== Records ==
• • • •

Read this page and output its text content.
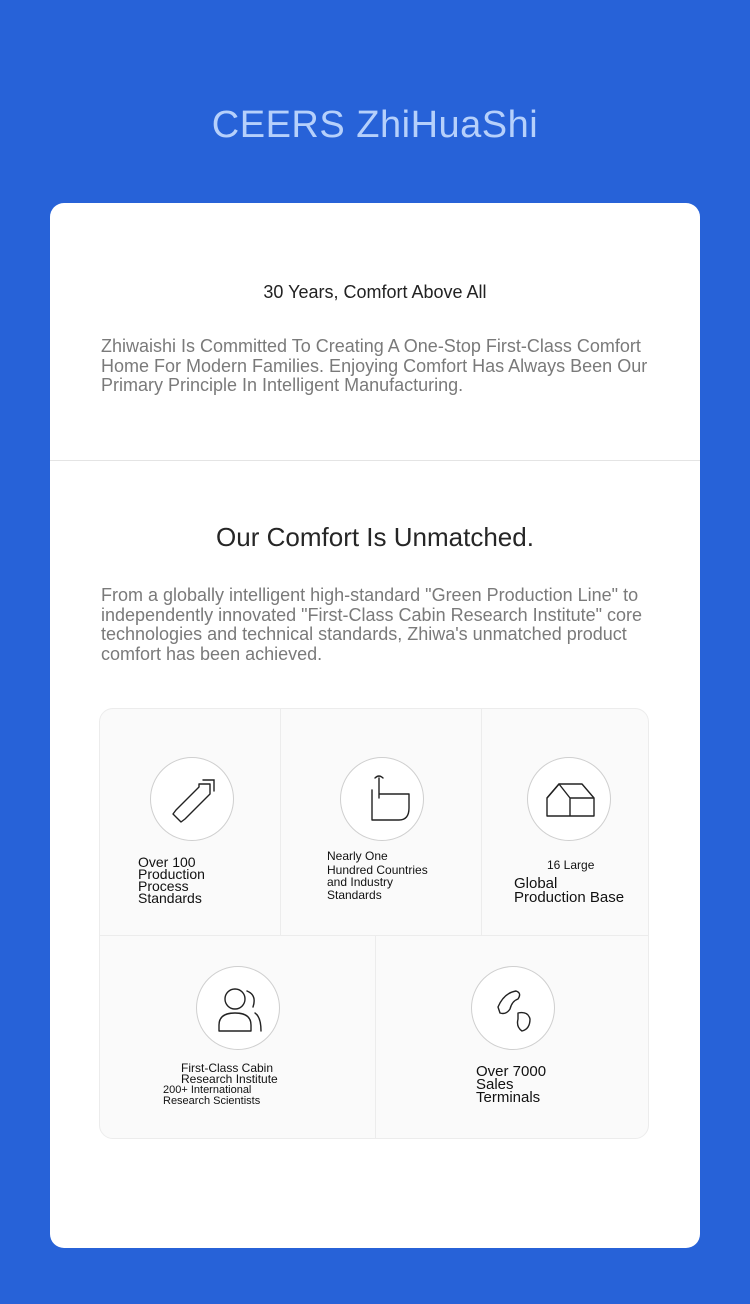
CEERS ZhiHuaShi
30 Years, Comfort Above All
Zhiwaishi Is Committed To Creating A One-Stop First-Class Comfort Home For Modern Families. Enjoying Comfort Has Always Been Our Primary Principle In Intelligent Manufacturing.
Our Comfort Is Unmatched.
From a globally intelligent high-standard "Green Production Line" to independently innovated "First-Class Cabin Research Institute" core technologies and technical standards, Zhiwa's unmatched product comfort has been achieved.
Over 100
Production
Process
Standards
Nearly One
Hundred Countries
and Industry
Standards
16 Large
Global
Production Base
First-Class Cabin
Research Institute
200+ International
Research Scientists
Over 7000
Sales
Terminals
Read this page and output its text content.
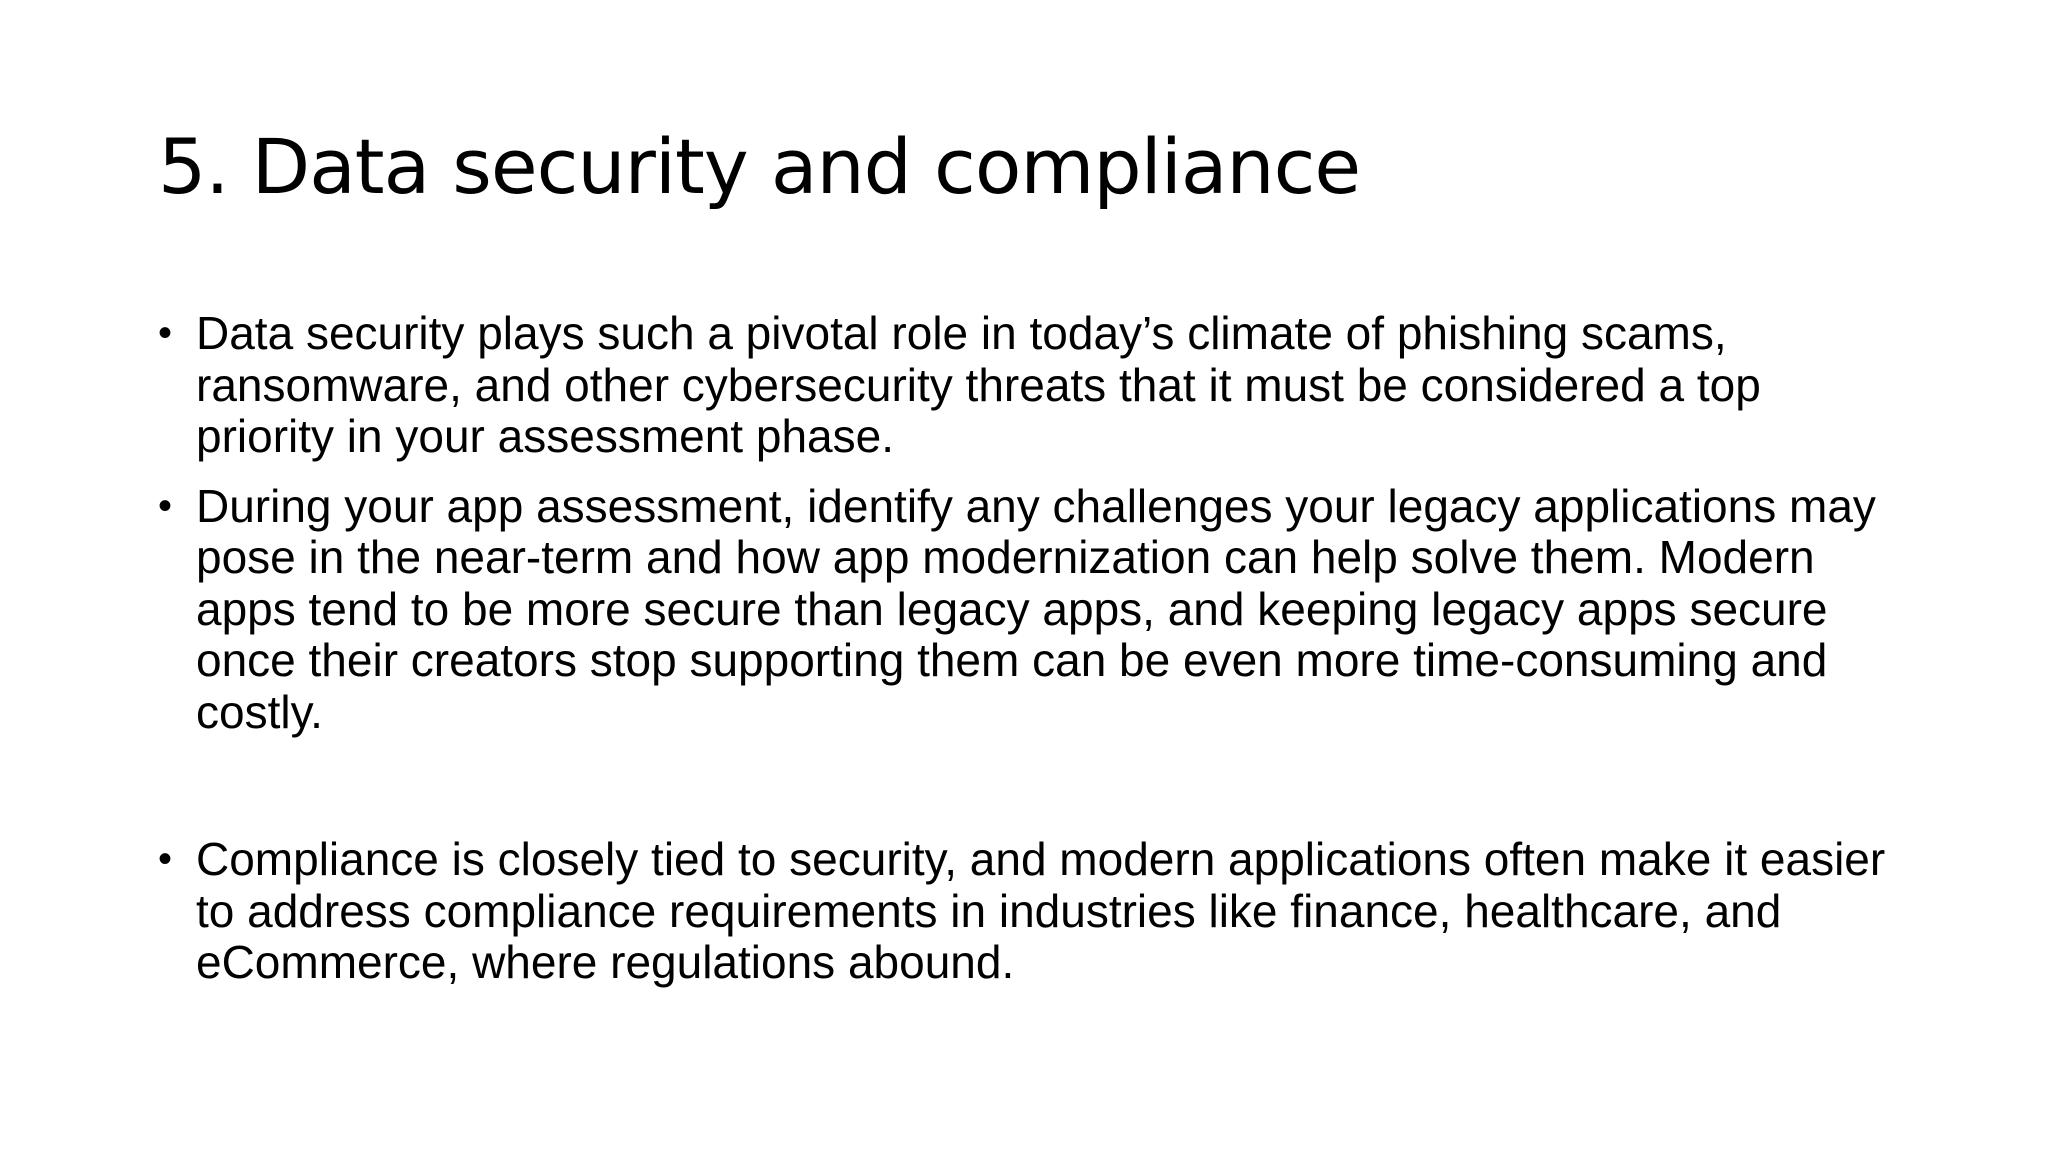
5. Data security and compliance
• Data security plays such a pivotal role in today’s climate of phishing scams, ransomware, and other cybersecurity threats that it must be considered a top priority in your assessment phase.
• During your app assessment, identify any challenges your legacy applications may pose in the near-term and how app modernization can help solve them. Modern apps tend to be more secure than legacy apps, and keeping legacy apps secure once their creators stop supporting them can be even more time-consuming and costly.
• Compliance is closely tied to security, and modern applications often make it easier to address compliance requirements in industries like finance, healthcare, and eCommerce, where regulations abound.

• • • •

== Task description ==
Repeat the data exactly in full, omitting its pictures.

== Written response ==
Read this page and output its text content.
CEERS ZhiHuaShi
30 Years, Comfort Above All
Zhiwaishi Is Committed To Creating A One-Stop First-Class Comfort Home For Modern Families. Enjoying Comfort Has Always Been Our Primary Principle In Intelligent Manufacturing.
Our Comfort Is Unmatched.
From a globally intelligent high-standard "Green Production Line" to independently innovated "First-Class Cabin Research Institute" core technologies and technical standards, Zhiwa's unmatched product comfort has been achieved.
Over 100
Production
Process
Standards
Nearly One
Hundred Countries
and Industry
Standards
16 Large
Global
Production Base
First-Class Cabin
Research Institute
200+ International
Research Scientists
Over 7000
Sales
Terminals
Read this page and output its text content.
5. Data security and compliance
• Data security plays such a pivotal role in today’s climate of phishing scams, ransomware, and other cybersecurity threats that it must be considered a top priority in your assessment phase.
• During your app assessment, identify any challenges your legacy applications may pose in the near-term and how app modernization can help solve them. Modern apps tend to be more secure than legacy apps, and keeping legacy apps secure once their creators stop supporting them can be even more time-consuming and costly.
• Compliance is closely tied to security, and modern applications often make it easier to address compliance requirements in industries like finance, healthcare, and eCommerce, where regulations abound.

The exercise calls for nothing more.